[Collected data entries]
>>>>>
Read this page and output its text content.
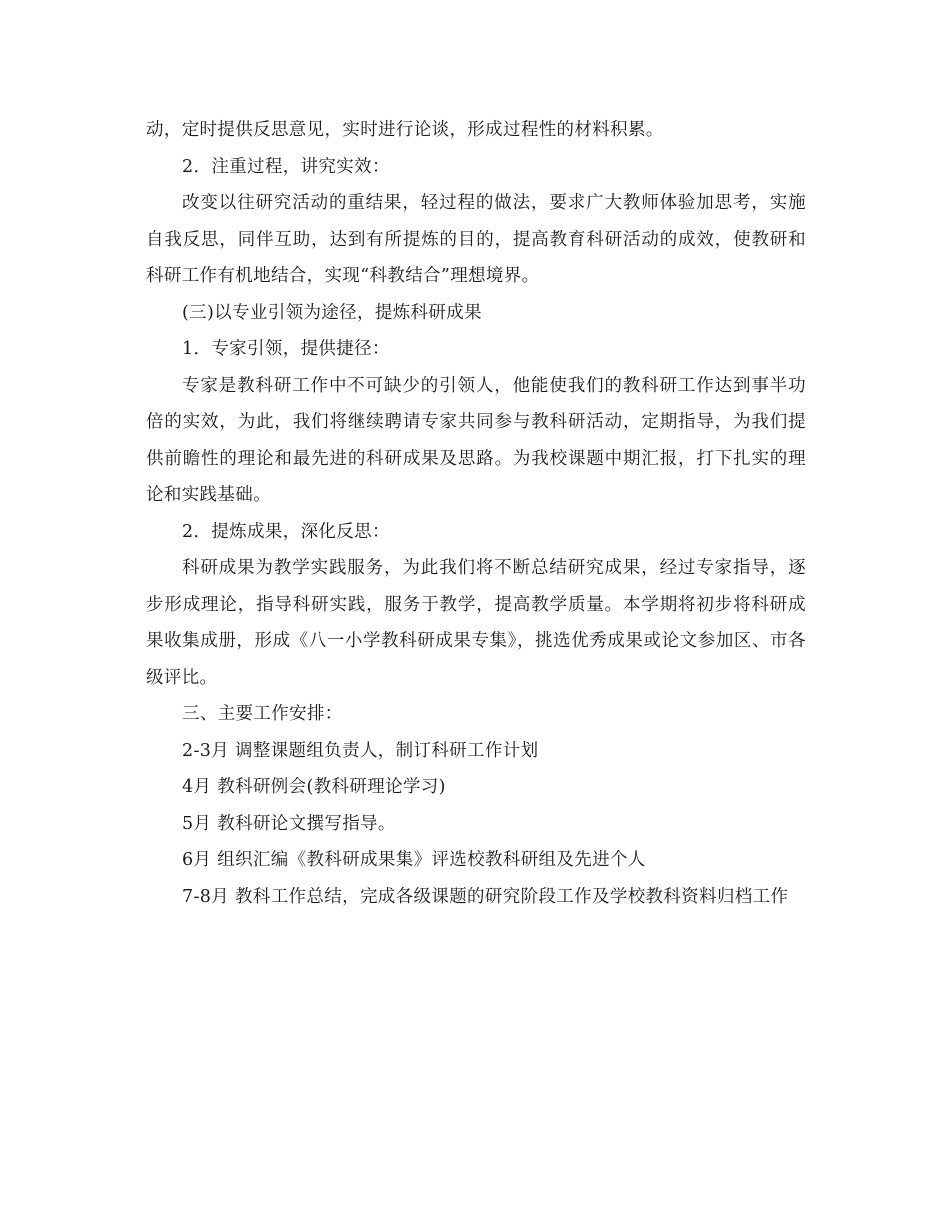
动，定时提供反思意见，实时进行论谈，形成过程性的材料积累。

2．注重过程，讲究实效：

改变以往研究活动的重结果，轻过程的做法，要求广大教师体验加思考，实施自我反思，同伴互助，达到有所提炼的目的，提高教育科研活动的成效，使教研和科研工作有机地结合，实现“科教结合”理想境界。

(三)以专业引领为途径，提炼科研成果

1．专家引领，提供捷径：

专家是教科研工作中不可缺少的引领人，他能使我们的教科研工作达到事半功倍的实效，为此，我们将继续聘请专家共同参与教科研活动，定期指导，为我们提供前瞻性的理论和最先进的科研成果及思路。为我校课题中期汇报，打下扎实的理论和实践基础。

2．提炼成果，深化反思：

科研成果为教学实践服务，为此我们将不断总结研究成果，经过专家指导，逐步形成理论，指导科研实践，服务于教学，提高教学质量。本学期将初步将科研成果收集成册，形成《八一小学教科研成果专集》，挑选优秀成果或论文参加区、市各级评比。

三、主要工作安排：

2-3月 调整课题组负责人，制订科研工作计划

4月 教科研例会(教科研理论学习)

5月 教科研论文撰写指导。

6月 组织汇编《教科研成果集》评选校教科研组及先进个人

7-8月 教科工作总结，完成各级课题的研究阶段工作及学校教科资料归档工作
<<<<<
• [Exercise brief]:
Images do not belong in the copy; reproduce all other parts of the records above verbatim.

• [Finished answer]:
Read this page and output its text content.
动，定时提供反思意见，实时进行论谈，形成过程性的材料积累。

2．注重过程，讲究实效：

改变以往研究活动的重结果，轻过程的做法，要求广大教师体验加思考，实施自我反思，同伴互助，达到有所提炼的目的，提高教育科研活动的成效，使教研和科研工作有机地结合，实现“科教结合”理想境界。

(三)以专业引领为途径，提炼科研成果

1．专家引领，提供捷径：

专家是教科研工作中不可缺少的引领人，他能使我们的教科研工作达到事半功倍的实效，为此，我们将继续聘请专家共同参与教科研活动，定期指导，为我们提供前瞻性的理论和最先进的科研成果及思路。为我校课题中期汇报，打下扎实的理论和实践基础。

2．提炼成果，深化反思：

科研成果为教学实践服务，为此我们将不断总结研究成果，经过专家指导，逐步形成理论，指导科研实践，服务于教学，提高教学质量。本学期将初步将科研成果收集成册，形成《八一小学教科研成果专集》，挑选优秀成果或论文参加区、市各级评比。

三、主要工作安排：

2-3月 调整课题组负责人，制订科研工作计划

4月 教科研例会(教科研理论学习)

5月 教科研论文撰写指导。

6月 组织汇编《教科研成果集》评选校教科研组及先进个人

7-8月 教科工作总结，完成各级课题的研究阶段工作及学校教科资料归档工作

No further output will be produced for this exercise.